====== Material to process

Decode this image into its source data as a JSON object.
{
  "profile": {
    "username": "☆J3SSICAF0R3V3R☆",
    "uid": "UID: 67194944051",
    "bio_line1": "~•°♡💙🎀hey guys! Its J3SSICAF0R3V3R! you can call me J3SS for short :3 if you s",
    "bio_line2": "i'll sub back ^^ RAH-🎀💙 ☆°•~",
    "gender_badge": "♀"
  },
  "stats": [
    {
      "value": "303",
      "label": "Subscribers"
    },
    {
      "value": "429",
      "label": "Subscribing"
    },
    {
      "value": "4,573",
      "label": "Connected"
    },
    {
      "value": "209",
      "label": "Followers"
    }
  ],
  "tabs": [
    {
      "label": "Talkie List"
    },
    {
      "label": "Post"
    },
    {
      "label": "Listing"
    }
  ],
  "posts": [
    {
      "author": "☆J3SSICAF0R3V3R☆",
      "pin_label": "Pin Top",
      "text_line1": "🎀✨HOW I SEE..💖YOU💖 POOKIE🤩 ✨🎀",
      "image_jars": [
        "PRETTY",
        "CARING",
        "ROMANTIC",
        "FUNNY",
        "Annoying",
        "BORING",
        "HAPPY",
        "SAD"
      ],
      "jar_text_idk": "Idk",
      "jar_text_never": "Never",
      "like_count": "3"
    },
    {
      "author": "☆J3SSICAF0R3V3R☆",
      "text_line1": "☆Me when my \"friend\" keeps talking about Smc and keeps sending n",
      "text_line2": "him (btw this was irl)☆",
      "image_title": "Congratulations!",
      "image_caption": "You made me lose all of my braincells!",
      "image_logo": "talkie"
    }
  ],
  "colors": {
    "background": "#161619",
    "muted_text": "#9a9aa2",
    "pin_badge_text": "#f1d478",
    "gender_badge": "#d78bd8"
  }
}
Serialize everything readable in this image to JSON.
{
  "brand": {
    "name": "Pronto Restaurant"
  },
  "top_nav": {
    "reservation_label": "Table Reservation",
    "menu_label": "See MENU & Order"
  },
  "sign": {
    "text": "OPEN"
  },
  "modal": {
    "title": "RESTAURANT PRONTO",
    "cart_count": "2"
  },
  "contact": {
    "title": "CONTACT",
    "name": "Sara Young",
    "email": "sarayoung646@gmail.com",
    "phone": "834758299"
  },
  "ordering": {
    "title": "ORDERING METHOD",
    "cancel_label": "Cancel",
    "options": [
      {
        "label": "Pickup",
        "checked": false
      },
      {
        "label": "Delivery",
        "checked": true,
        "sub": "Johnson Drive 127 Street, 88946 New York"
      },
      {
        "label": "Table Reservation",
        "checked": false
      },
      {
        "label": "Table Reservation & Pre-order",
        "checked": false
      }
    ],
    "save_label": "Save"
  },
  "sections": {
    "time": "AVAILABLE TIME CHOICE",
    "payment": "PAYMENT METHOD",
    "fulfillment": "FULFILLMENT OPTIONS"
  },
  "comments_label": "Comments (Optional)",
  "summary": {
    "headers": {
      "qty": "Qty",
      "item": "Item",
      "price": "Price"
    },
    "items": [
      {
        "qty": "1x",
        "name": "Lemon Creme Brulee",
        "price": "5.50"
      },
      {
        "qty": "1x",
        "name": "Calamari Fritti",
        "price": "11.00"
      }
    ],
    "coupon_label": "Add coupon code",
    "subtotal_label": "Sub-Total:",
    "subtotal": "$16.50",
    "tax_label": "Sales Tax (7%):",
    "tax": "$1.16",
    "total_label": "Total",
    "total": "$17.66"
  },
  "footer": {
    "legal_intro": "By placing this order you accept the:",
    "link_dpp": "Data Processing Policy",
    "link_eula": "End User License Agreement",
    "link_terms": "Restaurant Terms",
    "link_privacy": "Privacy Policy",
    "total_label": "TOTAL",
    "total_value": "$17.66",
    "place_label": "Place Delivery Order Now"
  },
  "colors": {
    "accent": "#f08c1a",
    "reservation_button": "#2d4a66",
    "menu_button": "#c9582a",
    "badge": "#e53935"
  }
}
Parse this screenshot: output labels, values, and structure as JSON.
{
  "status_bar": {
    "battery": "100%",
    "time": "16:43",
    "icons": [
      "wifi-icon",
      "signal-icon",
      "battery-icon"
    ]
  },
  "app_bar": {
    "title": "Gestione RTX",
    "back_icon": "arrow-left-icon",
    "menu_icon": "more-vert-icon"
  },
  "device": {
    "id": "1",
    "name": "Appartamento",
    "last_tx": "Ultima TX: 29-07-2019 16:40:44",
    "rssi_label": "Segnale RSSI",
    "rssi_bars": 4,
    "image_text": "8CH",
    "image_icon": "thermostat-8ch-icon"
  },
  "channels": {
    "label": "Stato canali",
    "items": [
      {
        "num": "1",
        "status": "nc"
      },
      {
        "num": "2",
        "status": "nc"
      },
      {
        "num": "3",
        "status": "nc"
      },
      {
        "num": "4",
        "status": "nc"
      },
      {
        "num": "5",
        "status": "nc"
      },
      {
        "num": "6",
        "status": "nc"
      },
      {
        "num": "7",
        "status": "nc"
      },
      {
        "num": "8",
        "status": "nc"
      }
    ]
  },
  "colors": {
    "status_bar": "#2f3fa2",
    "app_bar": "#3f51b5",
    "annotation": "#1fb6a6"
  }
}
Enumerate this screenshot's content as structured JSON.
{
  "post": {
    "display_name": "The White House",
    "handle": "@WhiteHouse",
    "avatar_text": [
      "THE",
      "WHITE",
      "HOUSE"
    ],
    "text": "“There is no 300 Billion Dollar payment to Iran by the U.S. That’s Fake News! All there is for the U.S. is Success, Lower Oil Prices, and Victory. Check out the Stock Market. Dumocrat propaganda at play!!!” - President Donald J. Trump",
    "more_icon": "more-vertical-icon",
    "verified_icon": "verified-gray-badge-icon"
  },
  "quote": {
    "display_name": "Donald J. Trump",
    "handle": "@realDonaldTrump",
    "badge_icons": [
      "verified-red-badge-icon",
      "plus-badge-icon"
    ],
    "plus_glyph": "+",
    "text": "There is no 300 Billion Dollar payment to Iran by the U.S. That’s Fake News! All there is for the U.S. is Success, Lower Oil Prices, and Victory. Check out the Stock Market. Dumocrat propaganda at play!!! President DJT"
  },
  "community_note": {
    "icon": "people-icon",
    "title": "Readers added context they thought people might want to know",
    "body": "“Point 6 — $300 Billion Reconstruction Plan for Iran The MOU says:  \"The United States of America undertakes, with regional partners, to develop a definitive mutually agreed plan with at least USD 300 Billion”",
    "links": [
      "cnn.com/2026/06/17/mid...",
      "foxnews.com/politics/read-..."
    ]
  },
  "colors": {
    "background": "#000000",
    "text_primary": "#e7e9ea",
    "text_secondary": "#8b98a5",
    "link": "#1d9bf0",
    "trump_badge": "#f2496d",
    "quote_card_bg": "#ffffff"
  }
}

============

▶ **Your objective**
For the entries above, state how many lines contain the word "METHOD". Provide the number by itself.

▶ **Exercise solution**
2